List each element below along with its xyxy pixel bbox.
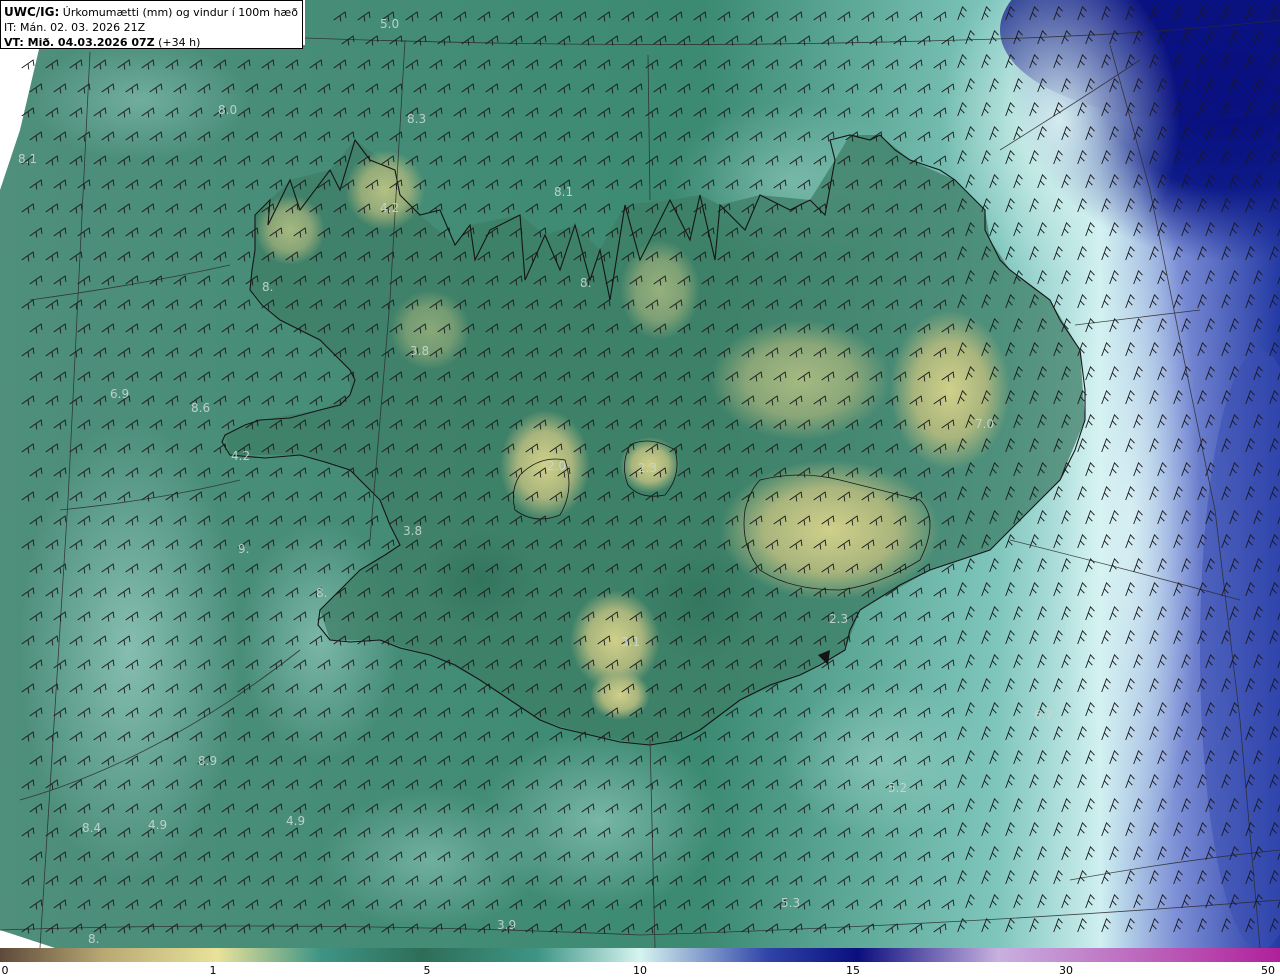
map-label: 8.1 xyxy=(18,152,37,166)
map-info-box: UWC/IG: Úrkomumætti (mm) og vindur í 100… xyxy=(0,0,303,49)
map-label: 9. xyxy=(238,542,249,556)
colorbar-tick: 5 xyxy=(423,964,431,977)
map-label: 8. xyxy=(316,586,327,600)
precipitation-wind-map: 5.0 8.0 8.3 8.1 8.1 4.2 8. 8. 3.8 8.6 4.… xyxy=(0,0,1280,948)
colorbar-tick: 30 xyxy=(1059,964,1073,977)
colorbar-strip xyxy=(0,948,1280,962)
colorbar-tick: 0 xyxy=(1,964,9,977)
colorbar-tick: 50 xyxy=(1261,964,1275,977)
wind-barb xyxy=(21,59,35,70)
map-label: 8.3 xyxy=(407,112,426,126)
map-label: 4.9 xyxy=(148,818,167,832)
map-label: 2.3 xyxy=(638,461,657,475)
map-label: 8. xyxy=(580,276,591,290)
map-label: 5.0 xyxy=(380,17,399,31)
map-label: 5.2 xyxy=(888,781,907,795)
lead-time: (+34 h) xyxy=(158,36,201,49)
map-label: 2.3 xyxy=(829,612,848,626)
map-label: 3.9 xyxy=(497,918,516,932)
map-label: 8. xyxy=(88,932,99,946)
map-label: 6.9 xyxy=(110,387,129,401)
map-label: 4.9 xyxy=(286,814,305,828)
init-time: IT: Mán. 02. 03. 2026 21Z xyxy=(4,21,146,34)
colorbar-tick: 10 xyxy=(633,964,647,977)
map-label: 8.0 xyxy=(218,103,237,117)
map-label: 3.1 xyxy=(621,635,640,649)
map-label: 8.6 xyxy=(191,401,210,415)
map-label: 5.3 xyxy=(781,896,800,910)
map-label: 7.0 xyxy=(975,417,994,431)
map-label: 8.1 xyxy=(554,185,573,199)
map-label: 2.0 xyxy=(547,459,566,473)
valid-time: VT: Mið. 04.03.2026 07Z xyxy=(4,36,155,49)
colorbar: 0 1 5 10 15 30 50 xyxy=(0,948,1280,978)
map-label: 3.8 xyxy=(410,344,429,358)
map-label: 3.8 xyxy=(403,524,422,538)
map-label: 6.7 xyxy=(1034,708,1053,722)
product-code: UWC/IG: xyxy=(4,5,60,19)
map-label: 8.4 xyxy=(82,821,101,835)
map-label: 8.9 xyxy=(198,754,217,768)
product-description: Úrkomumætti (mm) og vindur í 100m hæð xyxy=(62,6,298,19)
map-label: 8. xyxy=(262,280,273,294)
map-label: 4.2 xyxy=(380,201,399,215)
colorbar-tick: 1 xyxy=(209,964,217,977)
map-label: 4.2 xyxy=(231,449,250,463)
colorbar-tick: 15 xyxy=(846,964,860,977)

**Problem details:** Could you rewrite the entries from the line with "map-label: 8.1 xyxy=(18,152,37,166)" through the line with "map-label: 3.9 xyxy=(497,918,516,932)", both included, as a numbered list with blank lines left out?

**Output:**
1. map-label: 8.1 xyxy=(18,152,37,166)
2. map-info-box: UWC/IG: Úrkomumætti (mm) og vindur í 100… xyxy=(0,0,303,49)
3. map-label: 9. xyxy=(238,542,249,556)
4. colorbar-tick: 5 xyxy=(423,964,431,977)
5. map-label: 8. xyxy=(316,586,327,600)
6. precipitation-wind-map: 5.0 8.0 8.3 8.1 8.1 4.2 8. 8. 3.8 8.6 4.… xyxy=(0,0,1280,948)
7. colorbar-tick: 30 xyxy=(1059,964,1073,977)
8. colorbar-strip xyxy=(0,948,1280,962)
9. colorbar-tick: 0 xyxy=(1,964,9,977)
10. colorbar-tick: 50 xyxy=(1261,964,1275,977)
11. wind-barb xyxy=(21,59,35,70)
12. map-label: 8.3 xyxy=(407,112,426,126)
13. map-label: 4.9 xyxy=(148,818,167,832)
14. map-label: 2.3 xyxy=(638,461,657,475)
15. map-label: 8. xyxy=(580,276,591,290)
16. map-label: 5.0 xyxy=(380,17,399,31)
17. map-label: 5.2 xyxy=(888,781,907,795)
18. lead-time: (+34 h) xyxy=(158,36,201,49)
19. map-label: 2.3 xyxy=(829,612,848,626)
20. map-label: 3.9 xyxy=(497,918,516,932)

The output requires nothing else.